Как и чем живут ученые в российской глубинке?Накануне Дня российской науки наш корреспондент беседует с ведущим научным сотрудником лаборатории активного вулканизма и динамики извержений Института вулканологии и сейсмологии ДВО РАН Алексеем Озеровым. Алексей Юрьевич родился и вырос в Москве, а на Камчатку приехал в 1981 году, сразу после окончания МГУ.
Это было стабильное время
- Какие книги должен был читать московский ребенок, чтобы захотеть стать вулканологом?
- Еще до того, как начинать читать, он должен был получить от родителей-геологов ген романтизма, ген повышенного интереса к окружающему миру, ген подвижности и авантюризма. А потом уже - книги Фенимора Купера, Жюля Верна, Стефана Цвейга, Джека Лондона, Константина Симонова, русских и советских классиков. И еще, мы точно знали, что в жизни обязательно надо сделать что-то большое, важное и очень нужное своей Родине.

• [Извлечённые записи]:
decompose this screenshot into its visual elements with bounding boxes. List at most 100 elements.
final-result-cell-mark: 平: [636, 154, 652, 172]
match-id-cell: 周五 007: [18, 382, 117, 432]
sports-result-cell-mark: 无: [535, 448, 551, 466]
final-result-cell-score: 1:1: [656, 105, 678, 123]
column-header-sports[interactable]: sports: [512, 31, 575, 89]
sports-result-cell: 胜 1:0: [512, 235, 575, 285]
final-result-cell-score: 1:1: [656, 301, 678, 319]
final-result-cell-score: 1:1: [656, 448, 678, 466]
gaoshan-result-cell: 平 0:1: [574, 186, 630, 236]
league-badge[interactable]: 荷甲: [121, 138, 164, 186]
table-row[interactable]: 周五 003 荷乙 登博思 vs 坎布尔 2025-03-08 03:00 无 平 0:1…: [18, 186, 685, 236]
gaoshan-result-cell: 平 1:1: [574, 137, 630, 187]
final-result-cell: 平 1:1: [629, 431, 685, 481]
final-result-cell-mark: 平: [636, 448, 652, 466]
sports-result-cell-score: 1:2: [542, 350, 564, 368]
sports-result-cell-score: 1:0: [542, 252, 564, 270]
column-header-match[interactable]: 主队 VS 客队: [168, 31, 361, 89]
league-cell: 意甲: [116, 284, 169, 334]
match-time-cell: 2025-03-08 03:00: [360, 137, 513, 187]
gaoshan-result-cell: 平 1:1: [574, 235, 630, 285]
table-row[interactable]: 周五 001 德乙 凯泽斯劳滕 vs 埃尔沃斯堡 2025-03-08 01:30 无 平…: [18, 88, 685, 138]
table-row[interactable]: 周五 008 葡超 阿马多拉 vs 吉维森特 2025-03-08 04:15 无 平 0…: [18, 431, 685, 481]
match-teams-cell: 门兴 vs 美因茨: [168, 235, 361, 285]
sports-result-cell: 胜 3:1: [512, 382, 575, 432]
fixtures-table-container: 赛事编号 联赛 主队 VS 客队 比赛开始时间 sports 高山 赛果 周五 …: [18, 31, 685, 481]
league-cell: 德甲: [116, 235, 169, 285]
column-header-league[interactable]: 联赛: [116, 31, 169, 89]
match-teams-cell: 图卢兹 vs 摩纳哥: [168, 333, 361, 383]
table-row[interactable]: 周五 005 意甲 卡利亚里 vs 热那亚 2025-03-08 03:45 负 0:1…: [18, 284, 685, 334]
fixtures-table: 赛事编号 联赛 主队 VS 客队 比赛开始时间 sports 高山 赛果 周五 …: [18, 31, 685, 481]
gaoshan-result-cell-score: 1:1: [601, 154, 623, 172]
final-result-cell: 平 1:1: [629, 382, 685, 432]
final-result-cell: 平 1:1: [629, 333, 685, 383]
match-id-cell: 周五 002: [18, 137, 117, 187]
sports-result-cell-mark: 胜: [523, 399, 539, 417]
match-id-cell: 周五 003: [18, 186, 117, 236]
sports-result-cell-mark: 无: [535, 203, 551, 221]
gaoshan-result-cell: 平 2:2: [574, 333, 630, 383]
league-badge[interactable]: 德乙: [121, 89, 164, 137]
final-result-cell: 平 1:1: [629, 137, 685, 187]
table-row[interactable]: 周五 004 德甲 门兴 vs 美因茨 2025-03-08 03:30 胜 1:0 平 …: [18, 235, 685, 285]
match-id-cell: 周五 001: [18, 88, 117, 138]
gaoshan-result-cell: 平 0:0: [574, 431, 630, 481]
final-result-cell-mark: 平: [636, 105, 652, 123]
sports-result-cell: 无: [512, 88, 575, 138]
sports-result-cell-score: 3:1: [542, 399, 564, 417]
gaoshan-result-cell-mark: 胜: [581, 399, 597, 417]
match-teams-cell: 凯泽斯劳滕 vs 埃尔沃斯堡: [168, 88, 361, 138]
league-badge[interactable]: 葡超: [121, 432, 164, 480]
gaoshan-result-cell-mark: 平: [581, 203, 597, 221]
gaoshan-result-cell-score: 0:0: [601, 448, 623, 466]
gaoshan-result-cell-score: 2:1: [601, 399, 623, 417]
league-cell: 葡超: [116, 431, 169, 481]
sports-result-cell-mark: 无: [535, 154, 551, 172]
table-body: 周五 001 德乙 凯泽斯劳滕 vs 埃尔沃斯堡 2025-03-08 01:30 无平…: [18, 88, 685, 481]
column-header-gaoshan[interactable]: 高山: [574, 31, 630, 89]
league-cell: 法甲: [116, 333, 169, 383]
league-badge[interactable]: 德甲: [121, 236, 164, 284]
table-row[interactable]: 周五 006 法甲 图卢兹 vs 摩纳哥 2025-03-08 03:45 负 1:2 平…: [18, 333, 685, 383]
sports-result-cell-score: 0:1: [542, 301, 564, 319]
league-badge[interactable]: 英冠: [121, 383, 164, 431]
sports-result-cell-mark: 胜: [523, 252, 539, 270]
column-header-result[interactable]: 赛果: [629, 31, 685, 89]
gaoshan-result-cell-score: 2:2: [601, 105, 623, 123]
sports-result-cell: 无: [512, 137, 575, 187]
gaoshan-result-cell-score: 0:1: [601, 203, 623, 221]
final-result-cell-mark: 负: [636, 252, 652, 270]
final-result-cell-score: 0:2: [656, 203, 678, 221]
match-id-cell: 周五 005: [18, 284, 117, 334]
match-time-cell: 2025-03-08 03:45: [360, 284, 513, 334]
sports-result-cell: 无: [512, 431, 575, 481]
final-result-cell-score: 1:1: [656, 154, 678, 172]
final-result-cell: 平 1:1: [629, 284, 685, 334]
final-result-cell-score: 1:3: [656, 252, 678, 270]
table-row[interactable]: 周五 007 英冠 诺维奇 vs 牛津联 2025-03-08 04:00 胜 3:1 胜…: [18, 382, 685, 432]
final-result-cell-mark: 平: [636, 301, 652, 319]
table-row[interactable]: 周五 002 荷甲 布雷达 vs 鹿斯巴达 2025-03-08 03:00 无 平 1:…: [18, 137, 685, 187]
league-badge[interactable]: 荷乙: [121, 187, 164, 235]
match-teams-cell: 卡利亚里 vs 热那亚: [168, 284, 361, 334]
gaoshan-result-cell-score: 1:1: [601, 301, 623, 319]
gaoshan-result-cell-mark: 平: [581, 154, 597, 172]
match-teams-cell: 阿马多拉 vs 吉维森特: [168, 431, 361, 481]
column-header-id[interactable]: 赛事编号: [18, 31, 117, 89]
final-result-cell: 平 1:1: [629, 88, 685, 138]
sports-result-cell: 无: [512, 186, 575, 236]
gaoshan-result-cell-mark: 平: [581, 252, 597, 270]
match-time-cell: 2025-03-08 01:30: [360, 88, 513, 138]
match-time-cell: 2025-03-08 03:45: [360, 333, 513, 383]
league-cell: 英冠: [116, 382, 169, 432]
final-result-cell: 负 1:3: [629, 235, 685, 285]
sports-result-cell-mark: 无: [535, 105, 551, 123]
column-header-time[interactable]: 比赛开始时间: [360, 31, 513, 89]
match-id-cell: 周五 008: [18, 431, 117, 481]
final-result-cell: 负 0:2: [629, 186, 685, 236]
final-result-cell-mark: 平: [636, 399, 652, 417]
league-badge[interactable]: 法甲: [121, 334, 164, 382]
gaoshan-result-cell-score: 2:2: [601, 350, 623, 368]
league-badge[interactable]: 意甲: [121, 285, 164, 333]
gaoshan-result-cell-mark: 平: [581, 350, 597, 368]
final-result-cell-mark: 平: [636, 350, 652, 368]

• [Задание]:
В каком году Алексей Озеров приехал на Камчатку, согласно интервью с вулканологом?

• [Ответ]:
В 1981 году, сразу после окончания МГУ.